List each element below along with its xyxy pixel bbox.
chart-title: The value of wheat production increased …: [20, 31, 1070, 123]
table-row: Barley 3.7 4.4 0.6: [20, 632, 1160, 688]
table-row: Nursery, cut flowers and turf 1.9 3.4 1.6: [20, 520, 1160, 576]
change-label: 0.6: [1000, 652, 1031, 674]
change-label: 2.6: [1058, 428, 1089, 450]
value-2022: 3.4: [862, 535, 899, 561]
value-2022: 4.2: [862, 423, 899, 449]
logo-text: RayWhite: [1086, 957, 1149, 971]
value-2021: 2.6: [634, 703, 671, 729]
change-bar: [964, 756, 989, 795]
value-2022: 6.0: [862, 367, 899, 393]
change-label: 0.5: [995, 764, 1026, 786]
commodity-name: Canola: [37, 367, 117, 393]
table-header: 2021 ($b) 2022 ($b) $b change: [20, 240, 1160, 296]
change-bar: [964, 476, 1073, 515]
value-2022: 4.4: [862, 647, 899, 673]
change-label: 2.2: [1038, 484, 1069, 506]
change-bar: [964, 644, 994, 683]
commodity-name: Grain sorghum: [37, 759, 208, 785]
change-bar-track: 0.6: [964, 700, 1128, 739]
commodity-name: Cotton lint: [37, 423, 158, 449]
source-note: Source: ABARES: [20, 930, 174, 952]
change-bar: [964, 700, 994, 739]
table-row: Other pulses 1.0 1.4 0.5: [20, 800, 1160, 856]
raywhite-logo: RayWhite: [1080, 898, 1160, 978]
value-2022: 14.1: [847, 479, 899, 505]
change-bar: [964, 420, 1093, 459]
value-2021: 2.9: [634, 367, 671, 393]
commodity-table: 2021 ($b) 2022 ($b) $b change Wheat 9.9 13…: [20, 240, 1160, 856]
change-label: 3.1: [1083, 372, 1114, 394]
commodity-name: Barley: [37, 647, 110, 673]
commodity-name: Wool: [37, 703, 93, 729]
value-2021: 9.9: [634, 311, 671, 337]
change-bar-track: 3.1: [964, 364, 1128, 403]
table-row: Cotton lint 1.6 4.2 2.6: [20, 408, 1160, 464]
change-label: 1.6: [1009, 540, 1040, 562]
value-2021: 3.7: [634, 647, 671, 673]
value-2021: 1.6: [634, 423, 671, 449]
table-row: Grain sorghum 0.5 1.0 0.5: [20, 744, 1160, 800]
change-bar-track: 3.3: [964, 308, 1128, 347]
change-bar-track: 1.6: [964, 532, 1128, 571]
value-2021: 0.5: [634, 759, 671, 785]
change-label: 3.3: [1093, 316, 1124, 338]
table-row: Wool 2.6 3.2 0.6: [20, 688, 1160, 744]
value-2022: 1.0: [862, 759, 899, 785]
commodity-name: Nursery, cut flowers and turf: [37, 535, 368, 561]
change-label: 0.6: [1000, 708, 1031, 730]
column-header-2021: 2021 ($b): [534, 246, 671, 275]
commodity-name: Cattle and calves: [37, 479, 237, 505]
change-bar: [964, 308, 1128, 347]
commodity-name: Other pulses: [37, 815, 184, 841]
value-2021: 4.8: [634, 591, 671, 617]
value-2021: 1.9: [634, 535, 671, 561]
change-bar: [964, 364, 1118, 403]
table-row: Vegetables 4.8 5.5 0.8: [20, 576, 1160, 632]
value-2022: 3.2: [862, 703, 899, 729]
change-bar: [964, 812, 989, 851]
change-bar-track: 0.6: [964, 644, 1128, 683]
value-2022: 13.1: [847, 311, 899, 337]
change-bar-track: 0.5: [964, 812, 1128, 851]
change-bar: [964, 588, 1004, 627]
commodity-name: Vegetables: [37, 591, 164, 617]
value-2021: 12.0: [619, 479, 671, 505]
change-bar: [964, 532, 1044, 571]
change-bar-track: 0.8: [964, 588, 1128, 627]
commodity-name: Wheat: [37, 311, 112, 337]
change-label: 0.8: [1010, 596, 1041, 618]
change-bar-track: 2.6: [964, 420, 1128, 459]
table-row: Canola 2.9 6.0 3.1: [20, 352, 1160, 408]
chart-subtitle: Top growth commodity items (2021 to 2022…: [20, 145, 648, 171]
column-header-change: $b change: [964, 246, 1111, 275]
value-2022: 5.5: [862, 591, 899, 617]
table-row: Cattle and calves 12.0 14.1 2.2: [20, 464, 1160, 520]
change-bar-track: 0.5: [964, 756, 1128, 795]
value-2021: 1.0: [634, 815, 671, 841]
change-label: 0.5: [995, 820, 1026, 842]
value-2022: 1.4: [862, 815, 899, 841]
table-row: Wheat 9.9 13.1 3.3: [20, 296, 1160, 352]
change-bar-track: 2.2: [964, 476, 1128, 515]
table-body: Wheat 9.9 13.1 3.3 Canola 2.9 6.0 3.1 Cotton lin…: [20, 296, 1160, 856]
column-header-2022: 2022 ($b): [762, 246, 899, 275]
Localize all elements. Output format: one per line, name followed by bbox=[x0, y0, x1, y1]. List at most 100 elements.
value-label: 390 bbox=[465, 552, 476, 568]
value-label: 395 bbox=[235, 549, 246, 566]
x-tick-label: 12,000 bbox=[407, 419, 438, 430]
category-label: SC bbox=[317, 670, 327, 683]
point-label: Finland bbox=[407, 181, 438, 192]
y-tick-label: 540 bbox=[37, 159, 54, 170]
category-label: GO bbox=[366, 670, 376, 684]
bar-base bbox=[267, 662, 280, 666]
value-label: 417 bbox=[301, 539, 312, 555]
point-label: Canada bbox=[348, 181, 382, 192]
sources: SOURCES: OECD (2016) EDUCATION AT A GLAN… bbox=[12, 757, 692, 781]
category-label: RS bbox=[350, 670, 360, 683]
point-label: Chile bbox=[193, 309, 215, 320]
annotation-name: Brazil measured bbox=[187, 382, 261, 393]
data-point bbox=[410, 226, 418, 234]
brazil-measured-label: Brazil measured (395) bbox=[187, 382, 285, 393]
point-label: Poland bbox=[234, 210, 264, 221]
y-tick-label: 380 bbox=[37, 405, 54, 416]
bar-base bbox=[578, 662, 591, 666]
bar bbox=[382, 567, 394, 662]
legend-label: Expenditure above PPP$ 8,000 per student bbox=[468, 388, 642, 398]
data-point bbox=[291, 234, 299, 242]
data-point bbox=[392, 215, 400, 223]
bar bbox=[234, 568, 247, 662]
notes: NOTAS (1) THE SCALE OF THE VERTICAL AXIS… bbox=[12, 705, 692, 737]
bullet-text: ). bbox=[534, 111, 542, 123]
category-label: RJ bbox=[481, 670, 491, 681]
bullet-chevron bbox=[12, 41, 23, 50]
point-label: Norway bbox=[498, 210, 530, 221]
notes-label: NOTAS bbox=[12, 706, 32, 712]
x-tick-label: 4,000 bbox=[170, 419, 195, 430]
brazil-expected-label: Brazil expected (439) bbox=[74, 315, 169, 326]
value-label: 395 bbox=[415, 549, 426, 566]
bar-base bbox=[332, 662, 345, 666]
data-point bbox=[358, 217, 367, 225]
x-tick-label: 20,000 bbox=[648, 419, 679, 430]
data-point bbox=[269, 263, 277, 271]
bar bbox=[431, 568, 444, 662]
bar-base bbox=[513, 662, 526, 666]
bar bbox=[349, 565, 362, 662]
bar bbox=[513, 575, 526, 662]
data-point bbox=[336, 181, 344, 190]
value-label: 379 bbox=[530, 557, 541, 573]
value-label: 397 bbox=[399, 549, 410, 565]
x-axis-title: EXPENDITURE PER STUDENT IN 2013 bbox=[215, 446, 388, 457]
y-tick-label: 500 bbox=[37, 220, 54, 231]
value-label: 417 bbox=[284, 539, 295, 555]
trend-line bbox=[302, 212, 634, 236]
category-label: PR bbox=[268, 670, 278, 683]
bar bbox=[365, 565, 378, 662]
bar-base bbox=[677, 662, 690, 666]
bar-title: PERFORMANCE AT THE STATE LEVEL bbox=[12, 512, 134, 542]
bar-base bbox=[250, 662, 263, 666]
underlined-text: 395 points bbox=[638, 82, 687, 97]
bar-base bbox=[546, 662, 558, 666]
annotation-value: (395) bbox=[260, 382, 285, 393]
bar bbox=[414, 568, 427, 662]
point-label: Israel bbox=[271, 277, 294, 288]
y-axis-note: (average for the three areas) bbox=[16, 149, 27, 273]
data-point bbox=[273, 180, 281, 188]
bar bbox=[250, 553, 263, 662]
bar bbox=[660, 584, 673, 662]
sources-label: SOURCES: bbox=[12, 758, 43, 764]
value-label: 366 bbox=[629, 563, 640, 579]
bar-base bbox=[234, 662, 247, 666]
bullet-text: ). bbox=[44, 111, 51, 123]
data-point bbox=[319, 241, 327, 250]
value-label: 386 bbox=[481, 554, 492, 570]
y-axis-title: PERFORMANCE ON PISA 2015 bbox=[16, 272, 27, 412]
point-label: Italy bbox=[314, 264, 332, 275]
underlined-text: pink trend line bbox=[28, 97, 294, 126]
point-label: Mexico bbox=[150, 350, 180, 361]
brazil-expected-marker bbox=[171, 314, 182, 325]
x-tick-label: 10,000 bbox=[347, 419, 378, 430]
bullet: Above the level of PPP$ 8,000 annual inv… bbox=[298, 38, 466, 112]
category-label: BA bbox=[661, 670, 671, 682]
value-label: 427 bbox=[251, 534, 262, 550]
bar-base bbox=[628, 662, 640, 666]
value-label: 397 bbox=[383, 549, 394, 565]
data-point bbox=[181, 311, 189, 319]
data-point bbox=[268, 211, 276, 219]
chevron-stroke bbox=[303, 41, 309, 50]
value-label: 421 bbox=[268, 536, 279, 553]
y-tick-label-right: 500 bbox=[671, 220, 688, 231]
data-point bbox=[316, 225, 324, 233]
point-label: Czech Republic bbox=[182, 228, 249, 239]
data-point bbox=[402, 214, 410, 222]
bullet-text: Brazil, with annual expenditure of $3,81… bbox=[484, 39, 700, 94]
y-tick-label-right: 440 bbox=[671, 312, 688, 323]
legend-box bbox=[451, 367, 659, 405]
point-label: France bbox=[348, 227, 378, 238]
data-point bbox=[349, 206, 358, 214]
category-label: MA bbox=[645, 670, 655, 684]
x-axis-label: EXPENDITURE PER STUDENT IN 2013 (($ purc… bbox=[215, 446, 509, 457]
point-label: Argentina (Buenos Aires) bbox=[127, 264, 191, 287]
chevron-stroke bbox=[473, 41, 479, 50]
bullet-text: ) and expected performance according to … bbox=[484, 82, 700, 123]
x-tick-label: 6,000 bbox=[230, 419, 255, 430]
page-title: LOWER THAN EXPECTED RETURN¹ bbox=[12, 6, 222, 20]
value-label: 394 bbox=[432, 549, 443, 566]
───
Request: Gather every line of the items that contains the string "lint".

Answer to this exercise:
commodity-name: Cotton lint: [37, 423, 158, 449]
table-row: Cotton lint 1.6 4.2 2.6: [20, 408, 1160, 464]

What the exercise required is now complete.